SHORT PROBLEM >>
Reproduce verbatim the lines of the data starting with the first line and going on through the line that contains "weapon-slot[interactable]: ★★★★★ ✺ 光与暗的表象Ⅹ (441, 757, 579, 919)".

DATA SHOWN >>
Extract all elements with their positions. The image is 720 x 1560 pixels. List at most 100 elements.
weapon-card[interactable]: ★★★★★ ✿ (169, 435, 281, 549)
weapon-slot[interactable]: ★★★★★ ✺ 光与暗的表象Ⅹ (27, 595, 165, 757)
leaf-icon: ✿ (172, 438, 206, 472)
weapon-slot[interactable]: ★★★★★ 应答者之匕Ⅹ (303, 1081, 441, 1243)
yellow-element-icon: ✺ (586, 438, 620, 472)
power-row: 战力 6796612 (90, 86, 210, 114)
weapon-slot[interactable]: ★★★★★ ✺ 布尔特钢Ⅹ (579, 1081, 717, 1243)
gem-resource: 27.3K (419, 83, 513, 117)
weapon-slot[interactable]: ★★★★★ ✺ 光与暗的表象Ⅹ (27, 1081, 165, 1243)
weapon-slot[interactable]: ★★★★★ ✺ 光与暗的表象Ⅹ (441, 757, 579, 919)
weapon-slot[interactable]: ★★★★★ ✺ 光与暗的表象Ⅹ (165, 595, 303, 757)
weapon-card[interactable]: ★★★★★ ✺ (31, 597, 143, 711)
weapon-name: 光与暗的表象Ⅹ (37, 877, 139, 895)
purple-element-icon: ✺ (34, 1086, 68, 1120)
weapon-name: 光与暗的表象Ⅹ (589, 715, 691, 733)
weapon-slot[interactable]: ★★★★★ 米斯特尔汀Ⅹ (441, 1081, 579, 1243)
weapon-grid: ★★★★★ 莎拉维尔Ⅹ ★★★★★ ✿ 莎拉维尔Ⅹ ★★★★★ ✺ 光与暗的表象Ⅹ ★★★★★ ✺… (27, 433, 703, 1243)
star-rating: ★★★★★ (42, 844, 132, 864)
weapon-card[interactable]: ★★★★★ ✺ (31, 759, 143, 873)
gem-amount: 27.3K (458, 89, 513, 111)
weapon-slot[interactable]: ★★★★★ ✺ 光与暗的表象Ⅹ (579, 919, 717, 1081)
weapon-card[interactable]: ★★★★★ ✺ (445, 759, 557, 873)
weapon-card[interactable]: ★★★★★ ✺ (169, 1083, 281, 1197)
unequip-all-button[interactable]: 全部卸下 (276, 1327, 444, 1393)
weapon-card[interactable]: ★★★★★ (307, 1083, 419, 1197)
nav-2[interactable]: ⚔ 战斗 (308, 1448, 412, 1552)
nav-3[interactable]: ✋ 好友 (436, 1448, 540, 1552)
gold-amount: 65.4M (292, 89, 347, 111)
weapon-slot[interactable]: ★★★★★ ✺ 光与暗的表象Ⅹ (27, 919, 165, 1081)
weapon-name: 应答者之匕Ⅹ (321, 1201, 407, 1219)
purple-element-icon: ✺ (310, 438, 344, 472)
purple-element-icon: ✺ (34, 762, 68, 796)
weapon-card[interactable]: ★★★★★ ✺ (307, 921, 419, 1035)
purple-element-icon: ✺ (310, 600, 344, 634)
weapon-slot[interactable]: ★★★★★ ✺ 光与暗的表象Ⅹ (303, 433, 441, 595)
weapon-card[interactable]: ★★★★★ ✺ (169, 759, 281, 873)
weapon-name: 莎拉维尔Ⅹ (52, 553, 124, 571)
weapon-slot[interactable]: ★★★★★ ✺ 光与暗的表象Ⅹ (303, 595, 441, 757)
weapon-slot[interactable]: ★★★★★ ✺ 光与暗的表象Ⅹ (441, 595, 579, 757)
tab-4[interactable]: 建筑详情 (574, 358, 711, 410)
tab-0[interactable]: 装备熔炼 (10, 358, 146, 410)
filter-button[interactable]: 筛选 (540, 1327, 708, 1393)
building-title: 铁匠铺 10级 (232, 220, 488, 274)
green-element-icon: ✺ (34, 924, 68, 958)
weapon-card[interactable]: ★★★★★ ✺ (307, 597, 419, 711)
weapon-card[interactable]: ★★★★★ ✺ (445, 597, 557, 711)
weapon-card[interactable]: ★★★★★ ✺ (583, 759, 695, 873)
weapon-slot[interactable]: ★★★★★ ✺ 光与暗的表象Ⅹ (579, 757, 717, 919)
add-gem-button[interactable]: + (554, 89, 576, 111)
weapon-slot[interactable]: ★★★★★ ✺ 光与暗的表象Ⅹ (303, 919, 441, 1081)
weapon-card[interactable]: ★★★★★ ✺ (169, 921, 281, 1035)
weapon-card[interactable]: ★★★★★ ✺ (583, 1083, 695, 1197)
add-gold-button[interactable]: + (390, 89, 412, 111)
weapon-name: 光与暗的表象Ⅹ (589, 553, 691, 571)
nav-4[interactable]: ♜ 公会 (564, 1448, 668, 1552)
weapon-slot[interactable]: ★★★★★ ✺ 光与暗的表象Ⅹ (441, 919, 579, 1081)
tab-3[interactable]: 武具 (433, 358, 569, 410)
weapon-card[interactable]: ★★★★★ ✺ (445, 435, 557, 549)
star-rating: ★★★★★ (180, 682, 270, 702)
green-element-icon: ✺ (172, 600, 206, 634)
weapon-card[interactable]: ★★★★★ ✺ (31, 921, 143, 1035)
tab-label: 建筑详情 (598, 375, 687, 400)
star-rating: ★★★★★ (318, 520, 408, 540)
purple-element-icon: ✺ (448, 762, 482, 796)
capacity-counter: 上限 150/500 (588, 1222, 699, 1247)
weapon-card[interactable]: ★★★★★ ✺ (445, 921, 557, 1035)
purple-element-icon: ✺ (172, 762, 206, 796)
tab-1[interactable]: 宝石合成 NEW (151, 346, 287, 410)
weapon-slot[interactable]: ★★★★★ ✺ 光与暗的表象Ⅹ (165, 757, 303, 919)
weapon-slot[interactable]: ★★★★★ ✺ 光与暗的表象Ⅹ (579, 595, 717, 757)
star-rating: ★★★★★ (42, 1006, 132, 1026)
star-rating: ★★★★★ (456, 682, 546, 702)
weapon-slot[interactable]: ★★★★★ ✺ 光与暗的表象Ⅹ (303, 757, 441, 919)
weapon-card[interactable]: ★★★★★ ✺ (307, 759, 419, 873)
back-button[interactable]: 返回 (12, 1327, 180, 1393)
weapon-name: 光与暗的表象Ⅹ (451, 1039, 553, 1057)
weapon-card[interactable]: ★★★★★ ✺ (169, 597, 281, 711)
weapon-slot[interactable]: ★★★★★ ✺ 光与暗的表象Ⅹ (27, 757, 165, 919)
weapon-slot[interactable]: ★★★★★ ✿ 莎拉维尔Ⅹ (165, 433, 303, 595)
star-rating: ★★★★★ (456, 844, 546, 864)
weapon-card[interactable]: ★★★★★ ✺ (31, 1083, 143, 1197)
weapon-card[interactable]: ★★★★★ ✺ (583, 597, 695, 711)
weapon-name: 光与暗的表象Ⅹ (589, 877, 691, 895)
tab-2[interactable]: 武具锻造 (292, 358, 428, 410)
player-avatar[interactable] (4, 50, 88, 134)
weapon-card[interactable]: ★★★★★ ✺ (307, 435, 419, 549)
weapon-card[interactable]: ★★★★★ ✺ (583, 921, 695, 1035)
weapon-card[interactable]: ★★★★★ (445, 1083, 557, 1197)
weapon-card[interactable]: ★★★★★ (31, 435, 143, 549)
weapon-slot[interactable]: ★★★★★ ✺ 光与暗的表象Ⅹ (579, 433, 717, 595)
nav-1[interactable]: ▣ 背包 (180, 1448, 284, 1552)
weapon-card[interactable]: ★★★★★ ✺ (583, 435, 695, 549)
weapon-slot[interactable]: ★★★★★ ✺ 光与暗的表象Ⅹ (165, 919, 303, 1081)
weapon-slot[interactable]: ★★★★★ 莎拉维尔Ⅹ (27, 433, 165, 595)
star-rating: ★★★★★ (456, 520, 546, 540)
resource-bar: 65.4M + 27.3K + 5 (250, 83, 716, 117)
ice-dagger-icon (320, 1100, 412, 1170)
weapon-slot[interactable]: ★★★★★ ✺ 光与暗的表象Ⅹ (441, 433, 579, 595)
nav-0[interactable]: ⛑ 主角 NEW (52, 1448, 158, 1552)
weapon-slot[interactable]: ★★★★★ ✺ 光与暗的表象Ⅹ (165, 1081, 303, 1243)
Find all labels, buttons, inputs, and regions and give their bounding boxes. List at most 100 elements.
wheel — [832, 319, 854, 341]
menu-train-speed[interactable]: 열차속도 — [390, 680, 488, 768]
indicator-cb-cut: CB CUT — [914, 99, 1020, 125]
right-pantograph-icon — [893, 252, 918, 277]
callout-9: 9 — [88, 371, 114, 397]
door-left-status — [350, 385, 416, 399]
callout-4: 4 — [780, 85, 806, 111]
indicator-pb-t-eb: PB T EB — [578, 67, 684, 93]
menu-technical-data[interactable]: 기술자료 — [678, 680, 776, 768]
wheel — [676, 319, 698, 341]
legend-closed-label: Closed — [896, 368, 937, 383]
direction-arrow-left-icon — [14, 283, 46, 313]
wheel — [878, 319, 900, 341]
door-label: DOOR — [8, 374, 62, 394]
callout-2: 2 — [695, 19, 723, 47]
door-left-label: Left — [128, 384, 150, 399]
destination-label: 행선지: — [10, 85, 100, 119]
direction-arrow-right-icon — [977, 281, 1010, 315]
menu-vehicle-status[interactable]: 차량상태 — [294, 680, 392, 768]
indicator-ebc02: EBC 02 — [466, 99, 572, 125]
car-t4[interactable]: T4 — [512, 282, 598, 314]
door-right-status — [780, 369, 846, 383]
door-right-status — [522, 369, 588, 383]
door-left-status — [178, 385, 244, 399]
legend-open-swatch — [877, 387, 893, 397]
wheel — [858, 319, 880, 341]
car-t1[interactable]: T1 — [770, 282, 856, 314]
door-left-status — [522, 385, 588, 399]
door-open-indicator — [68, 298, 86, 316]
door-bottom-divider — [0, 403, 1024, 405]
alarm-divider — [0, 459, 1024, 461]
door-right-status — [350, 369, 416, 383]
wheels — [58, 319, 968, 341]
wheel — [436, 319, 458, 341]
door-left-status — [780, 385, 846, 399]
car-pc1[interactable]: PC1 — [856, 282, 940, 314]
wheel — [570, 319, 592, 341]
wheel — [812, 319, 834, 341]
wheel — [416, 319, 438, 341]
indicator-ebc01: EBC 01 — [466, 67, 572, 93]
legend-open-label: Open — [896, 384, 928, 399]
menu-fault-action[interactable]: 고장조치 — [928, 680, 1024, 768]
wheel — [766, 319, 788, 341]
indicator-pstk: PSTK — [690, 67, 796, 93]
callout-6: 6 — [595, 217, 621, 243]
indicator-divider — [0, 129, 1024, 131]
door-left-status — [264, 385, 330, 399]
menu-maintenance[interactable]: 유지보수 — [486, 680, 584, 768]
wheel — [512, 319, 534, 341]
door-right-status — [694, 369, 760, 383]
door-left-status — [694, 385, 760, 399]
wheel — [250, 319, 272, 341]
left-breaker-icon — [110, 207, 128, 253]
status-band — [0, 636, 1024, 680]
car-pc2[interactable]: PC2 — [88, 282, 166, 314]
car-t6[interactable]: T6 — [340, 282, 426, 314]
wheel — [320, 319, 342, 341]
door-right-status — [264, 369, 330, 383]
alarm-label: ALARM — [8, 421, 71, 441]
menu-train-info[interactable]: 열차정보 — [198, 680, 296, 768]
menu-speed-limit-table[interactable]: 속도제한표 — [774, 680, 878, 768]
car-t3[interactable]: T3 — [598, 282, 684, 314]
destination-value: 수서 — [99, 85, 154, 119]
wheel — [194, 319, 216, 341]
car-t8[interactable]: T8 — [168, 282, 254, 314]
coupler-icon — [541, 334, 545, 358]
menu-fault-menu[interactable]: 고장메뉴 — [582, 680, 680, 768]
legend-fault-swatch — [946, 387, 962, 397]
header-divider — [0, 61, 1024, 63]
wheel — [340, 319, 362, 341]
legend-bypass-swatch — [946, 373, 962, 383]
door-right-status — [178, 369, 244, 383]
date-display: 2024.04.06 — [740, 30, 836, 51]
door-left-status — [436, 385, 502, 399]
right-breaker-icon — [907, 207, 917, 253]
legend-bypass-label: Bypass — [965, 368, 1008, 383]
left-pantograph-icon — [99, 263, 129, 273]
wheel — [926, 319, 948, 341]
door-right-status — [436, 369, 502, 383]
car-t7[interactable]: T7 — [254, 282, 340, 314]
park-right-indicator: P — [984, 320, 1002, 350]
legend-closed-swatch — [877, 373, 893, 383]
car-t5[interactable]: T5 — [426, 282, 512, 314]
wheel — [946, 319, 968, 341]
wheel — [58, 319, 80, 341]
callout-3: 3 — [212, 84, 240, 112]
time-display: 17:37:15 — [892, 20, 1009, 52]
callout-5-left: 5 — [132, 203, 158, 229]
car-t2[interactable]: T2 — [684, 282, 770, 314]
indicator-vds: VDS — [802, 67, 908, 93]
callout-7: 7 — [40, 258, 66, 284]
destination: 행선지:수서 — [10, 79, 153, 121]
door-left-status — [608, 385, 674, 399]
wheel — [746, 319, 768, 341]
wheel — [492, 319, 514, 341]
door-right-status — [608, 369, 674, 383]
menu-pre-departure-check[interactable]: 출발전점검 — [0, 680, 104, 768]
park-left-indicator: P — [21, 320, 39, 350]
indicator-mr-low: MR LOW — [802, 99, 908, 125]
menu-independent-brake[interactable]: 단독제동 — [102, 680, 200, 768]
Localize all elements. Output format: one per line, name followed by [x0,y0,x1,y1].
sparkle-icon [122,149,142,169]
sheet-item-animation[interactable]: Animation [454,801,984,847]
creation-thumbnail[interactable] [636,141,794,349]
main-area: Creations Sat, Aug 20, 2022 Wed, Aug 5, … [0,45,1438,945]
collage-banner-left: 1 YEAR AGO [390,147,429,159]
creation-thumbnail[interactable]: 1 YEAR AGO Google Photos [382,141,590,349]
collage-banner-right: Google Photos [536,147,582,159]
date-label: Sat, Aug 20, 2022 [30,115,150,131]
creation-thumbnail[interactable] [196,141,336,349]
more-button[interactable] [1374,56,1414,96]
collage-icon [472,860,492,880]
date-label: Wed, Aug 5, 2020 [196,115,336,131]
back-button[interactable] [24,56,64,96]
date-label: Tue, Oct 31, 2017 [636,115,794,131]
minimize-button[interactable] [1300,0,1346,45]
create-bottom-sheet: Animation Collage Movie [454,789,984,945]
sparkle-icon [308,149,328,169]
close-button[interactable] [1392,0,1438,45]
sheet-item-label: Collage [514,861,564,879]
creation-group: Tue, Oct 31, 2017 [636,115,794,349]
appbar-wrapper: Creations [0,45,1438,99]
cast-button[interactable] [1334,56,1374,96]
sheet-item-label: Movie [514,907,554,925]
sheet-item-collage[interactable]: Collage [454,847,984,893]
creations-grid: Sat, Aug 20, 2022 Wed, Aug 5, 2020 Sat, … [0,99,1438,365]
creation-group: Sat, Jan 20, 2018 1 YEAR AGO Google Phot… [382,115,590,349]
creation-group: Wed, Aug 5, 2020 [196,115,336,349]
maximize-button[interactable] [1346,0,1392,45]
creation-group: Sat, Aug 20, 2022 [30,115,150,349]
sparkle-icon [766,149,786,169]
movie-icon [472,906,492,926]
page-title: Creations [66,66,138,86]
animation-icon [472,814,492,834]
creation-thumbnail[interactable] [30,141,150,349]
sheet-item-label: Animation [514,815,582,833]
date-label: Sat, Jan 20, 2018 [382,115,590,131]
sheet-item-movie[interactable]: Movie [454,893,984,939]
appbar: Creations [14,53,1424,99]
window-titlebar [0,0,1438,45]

TASK ANSWER >>
Extract all elements with their positions. The image is 720 x 1560 pixels. List at most 100 elements.
weapon-card[interactable]: ★★★★★ ✿ (169, 435, 281, 549)
weapon-slot[interactable]: ★★★★★ ✺ 光与暗的表象Ⅹ (27, 595, 165, 757)
leaf-icon: ✿ (172, 438, 206, 472)
weapon-slot[interactable]: ★★★★★ 应答者之匕Ⅹ (303, 1081, 441, 1243)
yellow-element-icon: ✺ (586, 438, 620, 472)
power-row: 战力 6796612 (90, 86, 210, 114)
weapon-slot[interactable]: ★★★★★ ✺ 布尔特钢Ⅹ (579, 1081, 717, 1243)
gem-resource: 27.3K (419, 83, 513, 117)
weapon-slot[interactable]: ★★★★★ ✺ 光与暗的表象Ⅹ (27, 1081, 165, 1243)
weapon-slot[interactable]: ★★★★★ ✺ 光与暗的表象Ⅹ (441, 757, 579, 919)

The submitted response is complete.